* Exercise passage:
______________________________

• Happy holidays, folks! Thanks to each and every one of you for being part of the Tom's Hardware community!

Rumor: AMD's Single-GPU R9 390X Will Be Liquid Cooled

Page 2 - Seeking answers? Join the Tom's Hardware community: where nearly two million members share solutions and discuss the latest tech.
Status
Not open for further replies.
if it is a small rad I can stick in that side intake (140mm) on my haf 912 that would be great. i guess the second would be mounted to the rear exhaust (120mm). that would leave me with one 200mm in the front and one 200mm in the top and that should be plenty with all of the gpu heat taken out of the case, back to silent gaming. my current CF 7950's (I run 1440p) make a hell of a noise while gaming and i have to use in ear headphones so i do not notice the noise or the kids.
 


There is always the chance. That's why I was wondering if it is 20nm or not as I find that aspect to be more important. If it is not then the 300 series is not going to be as good as the rumors because as it stands the 290X needs a lot of good cooling and if you add in 50% more everything (some of the rumors) while using the same core design it will just get hotter than hell.

It shows with Intels Netburst. The more GHz and cores added, the hotter it got as it was not a very efficient core design unlike say Haswell (at idle my PC is using about 24w which is pretty insane).

I guess rumors are always rumors and we wont know till much later.
 
Has anyone also considered that this AIO cooler might be fully built into the shroud? I have a 92mm radiator in my PC, and it could easily be reconfigured to fit inside my 7970...
If it used a radiator inside the card, then there would be no reason to use liquid cooling. The advantage of liquid cooling is to allow for a larger radiator or to move the heat to another location, but left inside the card at the same size, it has no real advantage.
 
for me NVIDIA did not need a LIQUID COOLER to cool down their GPU since MAXWELL is Very efficient GPU (performance per watts) this proved by thier first maxwell video card GTX 750 TI so why AMD did not try to manage to make their GPU less heat output but more performance ? mean NVIDIA is Unbeatable to this thing or AMD focus only on performance? not efficiency
 


Not true. The actual processor on the board is the part that needs to stay cool. If they put the die on the far end of the board, and then used liquid tubes to move the heat quickly to the radiator at the other end, it could cool it better than just a big block of metal.
 
Come on let the war begin! I was thinking about getting Maxwell for sure since there is no news about AMD making new line up and how impressive Maxwell performance/power consumption was. But now I will wait untill both release their full line up. I want something decent that can max every game at fhd with approximately low power consumption.
 
What is all this BS from Nvidia fanboys claiming that because AMD is using an AIO cooler for the R9 390 series, therefore it uses a lot of power and it sucks. Where is the source to back it up?
 
The best card I ever had for the money was the HD 4870 that I got in mid 2009 for $150 new.
I had a HD 4890 1GB that I bought late 2009 for 130€ used, and it lasted me up to November last year. Best card I ever had for the money, but I'm very happy with my GTX760.
 
Hmm, to be honest I don't like it. I mean it sounds "cool" and all, but it also means that 390X will be pretty inefficient if it needs to go as far as having liquid cooling on the stock card.

______________________________

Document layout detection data
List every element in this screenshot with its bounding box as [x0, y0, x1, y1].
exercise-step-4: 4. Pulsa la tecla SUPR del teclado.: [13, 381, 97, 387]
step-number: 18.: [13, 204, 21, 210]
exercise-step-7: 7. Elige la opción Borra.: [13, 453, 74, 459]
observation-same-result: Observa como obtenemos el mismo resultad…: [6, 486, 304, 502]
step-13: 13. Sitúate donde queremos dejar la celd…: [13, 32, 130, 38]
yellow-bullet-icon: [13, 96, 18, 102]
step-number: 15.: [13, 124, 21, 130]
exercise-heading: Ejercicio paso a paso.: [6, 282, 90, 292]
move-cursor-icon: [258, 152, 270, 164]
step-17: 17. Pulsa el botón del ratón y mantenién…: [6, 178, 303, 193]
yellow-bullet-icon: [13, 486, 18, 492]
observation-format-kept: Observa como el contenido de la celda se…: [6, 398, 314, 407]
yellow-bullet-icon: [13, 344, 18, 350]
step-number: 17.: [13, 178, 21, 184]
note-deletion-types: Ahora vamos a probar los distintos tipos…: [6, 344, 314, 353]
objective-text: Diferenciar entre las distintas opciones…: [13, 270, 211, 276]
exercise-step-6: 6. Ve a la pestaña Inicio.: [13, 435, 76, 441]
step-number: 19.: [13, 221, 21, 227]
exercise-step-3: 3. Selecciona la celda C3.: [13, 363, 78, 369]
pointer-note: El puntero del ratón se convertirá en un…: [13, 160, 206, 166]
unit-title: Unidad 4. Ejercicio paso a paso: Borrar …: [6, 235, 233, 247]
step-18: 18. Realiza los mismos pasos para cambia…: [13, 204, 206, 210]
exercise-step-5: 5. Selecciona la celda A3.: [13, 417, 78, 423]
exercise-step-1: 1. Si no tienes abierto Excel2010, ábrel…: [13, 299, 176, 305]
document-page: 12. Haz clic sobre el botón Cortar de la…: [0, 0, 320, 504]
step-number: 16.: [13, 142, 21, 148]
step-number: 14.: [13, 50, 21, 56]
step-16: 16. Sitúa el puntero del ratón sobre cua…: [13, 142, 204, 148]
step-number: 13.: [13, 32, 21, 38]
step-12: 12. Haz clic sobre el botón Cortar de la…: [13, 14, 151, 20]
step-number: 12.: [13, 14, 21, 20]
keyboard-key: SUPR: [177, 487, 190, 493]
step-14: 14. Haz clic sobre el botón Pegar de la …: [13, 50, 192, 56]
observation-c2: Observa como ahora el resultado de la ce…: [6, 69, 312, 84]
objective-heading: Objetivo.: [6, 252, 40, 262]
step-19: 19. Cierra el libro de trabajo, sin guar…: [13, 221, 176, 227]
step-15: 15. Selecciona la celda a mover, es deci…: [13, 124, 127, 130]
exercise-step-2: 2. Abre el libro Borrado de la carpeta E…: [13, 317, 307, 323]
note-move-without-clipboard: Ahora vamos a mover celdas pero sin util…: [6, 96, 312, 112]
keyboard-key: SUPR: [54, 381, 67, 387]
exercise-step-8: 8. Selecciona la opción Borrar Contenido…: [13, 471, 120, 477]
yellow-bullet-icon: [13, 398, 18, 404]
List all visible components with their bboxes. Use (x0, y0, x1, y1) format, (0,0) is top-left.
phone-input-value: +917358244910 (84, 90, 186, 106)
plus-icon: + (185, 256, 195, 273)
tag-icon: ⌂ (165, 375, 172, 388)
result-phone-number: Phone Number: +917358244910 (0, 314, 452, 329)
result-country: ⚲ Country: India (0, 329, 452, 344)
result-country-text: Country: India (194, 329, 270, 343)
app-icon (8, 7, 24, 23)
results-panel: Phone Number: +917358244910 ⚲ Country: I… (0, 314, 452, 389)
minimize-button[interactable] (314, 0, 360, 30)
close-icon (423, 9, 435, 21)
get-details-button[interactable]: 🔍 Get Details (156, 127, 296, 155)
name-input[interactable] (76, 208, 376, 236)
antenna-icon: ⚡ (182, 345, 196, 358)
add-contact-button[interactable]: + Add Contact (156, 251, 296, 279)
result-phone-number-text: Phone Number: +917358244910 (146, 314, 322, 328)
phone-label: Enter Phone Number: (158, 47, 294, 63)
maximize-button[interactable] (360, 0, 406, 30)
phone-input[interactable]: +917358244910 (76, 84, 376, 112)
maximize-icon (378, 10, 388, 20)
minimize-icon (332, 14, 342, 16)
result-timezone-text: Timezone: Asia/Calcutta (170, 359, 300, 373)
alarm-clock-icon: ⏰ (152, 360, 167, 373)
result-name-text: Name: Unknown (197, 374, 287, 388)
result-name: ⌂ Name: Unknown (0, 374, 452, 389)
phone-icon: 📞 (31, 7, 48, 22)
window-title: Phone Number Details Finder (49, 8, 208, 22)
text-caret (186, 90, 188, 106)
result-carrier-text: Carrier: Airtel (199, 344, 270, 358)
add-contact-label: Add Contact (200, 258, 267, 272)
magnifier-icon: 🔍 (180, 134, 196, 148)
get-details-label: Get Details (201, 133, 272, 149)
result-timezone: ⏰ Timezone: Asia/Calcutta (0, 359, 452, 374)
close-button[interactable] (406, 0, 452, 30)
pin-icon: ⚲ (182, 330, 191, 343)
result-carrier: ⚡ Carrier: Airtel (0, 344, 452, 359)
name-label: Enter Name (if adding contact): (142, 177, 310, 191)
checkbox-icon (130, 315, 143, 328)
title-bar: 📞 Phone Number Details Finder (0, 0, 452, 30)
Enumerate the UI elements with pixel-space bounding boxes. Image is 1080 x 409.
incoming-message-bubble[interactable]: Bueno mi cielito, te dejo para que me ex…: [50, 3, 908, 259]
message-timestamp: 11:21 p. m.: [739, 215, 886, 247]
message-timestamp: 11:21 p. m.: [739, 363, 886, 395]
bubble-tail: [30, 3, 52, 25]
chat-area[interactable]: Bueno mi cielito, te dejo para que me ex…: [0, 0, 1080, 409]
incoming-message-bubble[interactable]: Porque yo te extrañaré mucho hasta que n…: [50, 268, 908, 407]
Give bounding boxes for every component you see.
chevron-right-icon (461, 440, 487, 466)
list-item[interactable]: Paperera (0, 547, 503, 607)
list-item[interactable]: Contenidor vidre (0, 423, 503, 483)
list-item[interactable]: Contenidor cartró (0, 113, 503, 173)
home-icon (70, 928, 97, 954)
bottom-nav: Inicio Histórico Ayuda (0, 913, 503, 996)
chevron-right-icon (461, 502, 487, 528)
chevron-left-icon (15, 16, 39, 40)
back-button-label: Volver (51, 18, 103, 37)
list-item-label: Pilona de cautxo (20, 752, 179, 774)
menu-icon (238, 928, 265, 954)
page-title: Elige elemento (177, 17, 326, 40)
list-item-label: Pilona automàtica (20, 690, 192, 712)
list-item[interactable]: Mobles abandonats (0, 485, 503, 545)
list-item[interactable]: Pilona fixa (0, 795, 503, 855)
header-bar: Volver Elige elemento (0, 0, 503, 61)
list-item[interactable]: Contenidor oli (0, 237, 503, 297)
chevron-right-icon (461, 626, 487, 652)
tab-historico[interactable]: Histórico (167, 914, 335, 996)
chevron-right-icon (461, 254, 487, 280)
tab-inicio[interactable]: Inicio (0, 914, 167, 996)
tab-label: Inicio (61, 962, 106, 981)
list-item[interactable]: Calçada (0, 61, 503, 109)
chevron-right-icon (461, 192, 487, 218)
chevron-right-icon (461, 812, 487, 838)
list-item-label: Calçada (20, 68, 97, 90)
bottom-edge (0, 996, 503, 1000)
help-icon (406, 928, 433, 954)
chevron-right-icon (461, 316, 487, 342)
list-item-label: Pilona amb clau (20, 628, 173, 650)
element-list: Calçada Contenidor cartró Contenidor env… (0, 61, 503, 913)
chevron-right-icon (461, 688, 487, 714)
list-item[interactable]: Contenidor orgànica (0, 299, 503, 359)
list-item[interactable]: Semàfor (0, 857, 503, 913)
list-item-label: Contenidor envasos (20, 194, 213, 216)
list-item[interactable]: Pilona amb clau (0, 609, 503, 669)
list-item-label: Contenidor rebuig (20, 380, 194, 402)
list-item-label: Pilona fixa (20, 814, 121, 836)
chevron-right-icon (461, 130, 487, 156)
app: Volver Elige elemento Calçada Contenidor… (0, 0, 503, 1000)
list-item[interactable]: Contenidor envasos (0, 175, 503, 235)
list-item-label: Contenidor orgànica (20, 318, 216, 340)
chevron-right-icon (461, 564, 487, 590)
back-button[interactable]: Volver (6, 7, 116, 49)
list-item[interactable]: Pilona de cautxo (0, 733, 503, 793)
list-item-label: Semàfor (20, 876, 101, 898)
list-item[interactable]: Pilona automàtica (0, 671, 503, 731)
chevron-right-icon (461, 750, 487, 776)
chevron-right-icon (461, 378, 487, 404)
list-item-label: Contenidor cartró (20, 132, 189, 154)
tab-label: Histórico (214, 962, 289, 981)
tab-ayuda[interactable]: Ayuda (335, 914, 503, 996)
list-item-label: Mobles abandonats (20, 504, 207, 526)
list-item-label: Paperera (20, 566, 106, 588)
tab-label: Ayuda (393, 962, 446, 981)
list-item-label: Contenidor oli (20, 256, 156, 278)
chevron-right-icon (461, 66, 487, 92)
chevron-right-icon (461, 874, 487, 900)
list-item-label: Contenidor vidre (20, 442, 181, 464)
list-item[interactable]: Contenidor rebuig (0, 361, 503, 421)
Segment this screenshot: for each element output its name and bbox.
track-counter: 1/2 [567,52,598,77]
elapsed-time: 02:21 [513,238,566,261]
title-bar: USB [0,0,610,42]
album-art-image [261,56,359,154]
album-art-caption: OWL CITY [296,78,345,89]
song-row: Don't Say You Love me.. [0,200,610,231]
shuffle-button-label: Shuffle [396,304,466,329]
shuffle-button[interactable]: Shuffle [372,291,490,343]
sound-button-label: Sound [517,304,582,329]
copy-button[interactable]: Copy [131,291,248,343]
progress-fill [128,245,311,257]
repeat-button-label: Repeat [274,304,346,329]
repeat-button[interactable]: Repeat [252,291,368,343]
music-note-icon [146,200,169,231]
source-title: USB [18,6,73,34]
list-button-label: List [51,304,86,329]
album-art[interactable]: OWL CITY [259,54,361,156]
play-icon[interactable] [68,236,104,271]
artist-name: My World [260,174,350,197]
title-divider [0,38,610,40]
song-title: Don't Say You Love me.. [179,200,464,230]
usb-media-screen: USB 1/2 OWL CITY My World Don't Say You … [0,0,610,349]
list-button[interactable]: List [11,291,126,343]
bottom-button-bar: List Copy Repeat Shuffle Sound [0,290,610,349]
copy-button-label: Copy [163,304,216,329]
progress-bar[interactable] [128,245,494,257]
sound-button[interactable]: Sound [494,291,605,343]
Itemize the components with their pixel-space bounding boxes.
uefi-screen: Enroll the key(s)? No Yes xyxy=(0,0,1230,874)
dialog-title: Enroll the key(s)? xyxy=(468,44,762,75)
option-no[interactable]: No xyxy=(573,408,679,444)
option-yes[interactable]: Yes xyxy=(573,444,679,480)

______________________________

* Task details:
Reproduce, word for word, the forum thread on the liquid-cooled R9 390X rumor between "It shows with" and "no real advantage.", inclusive. The entries are separate material with no connection to the forum thread.

* The completed task:
It shows with Intels Netburst. The more GHz and cores added, the hotter it got as it was not a very efficient core design unlike say Haswell (at idle my PC is using about 24w which is pretty insane).

I guess rumors are always rumors and we wont know till much later.
 
Has anyone also considered that this AIO cooler might be fully built into the shroud? I have a 92mm radiator in my PC, and it could easily be reconfigured to fit inside my 7970...
If it used a radiator inside the card, then there would be no reason to use liquid cooling. The advantage of liquid cooling is to allow for a larger radiator or to move the heat to another location, but left inside the card at the same size, it has no real advantage.